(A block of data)

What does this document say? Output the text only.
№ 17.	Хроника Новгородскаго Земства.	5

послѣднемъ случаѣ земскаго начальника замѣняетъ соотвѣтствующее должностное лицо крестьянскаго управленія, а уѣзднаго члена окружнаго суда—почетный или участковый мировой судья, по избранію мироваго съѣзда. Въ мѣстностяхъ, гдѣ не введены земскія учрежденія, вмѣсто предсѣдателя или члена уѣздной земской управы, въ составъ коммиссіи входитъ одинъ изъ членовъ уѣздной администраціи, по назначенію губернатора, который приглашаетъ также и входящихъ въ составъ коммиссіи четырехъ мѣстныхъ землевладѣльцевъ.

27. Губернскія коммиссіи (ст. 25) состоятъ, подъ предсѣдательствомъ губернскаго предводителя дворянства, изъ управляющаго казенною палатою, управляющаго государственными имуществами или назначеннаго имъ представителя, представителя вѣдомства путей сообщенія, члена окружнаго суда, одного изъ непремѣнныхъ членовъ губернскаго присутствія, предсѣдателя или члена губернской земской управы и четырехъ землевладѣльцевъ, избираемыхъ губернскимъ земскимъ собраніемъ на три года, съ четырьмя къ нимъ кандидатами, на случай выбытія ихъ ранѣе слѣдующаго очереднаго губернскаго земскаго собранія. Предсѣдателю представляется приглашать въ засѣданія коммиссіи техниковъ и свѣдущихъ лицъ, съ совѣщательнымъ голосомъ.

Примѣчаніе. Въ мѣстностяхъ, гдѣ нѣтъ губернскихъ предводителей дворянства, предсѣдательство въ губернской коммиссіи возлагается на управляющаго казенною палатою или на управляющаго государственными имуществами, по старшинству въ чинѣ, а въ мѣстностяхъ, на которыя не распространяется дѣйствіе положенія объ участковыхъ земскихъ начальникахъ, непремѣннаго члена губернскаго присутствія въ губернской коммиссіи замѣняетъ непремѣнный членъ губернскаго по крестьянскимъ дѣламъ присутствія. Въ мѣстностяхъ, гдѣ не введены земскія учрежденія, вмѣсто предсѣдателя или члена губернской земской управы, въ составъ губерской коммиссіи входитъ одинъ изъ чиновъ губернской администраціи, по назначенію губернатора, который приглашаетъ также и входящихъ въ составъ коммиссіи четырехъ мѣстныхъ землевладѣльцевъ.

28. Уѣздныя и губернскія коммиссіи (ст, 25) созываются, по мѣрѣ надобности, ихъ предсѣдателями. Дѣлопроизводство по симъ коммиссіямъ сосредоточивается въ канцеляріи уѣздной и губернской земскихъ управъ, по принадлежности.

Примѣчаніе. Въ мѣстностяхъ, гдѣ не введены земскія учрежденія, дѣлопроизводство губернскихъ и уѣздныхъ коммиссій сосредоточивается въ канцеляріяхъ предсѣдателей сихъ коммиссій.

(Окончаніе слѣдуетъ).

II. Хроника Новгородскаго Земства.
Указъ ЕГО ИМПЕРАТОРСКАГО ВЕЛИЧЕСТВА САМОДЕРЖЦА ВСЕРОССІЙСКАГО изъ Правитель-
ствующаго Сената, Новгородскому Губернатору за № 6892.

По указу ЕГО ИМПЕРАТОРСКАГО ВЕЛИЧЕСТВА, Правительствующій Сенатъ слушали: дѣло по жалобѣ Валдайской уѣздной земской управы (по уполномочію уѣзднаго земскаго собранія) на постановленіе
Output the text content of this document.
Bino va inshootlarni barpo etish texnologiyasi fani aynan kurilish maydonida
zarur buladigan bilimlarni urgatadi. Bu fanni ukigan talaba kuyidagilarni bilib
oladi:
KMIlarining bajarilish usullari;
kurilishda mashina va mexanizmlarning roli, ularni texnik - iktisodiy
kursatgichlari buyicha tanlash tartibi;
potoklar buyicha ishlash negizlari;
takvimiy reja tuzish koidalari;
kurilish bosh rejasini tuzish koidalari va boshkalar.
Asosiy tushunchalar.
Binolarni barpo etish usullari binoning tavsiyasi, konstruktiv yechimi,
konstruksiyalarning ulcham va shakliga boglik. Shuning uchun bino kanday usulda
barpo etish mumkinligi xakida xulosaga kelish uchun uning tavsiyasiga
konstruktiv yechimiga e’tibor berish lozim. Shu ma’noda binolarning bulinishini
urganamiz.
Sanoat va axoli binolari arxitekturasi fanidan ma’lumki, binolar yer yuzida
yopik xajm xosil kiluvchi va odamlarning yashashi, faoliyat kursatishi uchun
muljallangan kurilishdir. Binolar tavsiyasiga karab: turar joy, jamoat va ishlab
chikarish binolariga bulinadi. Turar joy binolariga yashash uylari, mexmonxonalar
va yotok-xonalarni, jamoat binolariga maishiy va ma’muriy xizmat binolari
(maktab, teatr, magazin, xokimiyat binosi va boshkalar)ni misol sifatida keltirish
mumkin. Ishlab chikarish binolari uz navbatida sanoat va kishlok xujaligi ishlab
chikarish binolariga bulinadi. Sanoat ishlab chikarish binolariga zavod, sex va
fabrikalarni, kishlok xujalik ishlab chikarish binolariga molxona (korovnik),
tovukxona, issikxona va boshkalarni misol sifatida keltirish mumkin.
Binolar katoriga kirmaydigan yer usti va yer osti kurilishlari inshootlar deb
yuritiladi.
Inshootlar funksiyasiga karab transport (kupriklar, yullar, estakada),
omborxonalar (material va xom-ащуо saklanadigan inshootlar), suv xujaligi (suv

PROBLEM DESCRIPTION: Keep only the lines from the one containing "Output the text content of this document." to the end of the entries, and repeat them exactly.

OUTPUT OF THE TASK:
Output the text content of this document.
Bino va inshootlarni barpo etish texnologiyasi fani aynan kurilish maydonida
zarur buladigan bilimlarni urgatadi. Bu fanni ukigan talaba kuyidagilarni bilib
oladi:
KMIlarining bajarilish usullari;
kurilishda mashina va mexanizmlarning roli, ularni texnik - iktisodiy
kursatgichlari buyicha tanlash tartibi;
potoklar buyicha ishlash negizlari;
takvimiy reja tuzish koidalari;
kurilish bosh rejasini tuzish koidalari va boshkalar.
Asosiy tushunchalar.
Binolarni barpo etish usullari binoning tavsiyasi, konstruktiv yechimi,
konstruksiyalarning ulcham va shakliga boglik. Shuning uchun bino kanday usulda
barpo etish mumkinligi xakida xulosaga kelish uchun uning tavsiyasiga
konstruktiv yechimiga e’tibor berish lozim. Shu ma’noda binolarning bulinishini
urganamiz.
Sanoat va axoli binolari arxitekturasi fanidan ma’lumki, binolar yer yuzida
yopik xajm xosil kiluvchi va odamlarning yashashi, faoliyat kursatishi uchun
muljallangan kurilishdir. Binolar tavsiyasiga karab: turar joy, jamoat va ishlab
chikarish binolariga bulinadi. Turar joy binolariga yashash uylari, mexmonxonalar
va yotok-xonalarni, jamoat binolariga maishiy va ma’muriy xizmat binolari
(maktab, teatr, magazin, xokimiyat binosi va boshkalar)ni misol sifatida keltirish
mumkin. Ishlab chikarish binolari uz navbatida sanoat va kishlok xujaligi ishlab
chikarish binolariga bulinadi. Sanoat ishlab chikarish binolariga zavod, sex va
fabrikalarni, kishlok xujalik ishlab chikarish binolariga molxona (korovnik),
tovukxona, issikxona va boshkalarni misol sifatida keltirish mumkin.
Binolar katoriga kirmaydigan yer usti va yer osti kurilishlari inshootlar deb
yuritiladi.
Inshootlar funksiyasiga karab transport (kupriklar, yullar, estakada),
omborxonalar (material va xom-ащуо saklanadigan inshootlar), suv xujaligi (suv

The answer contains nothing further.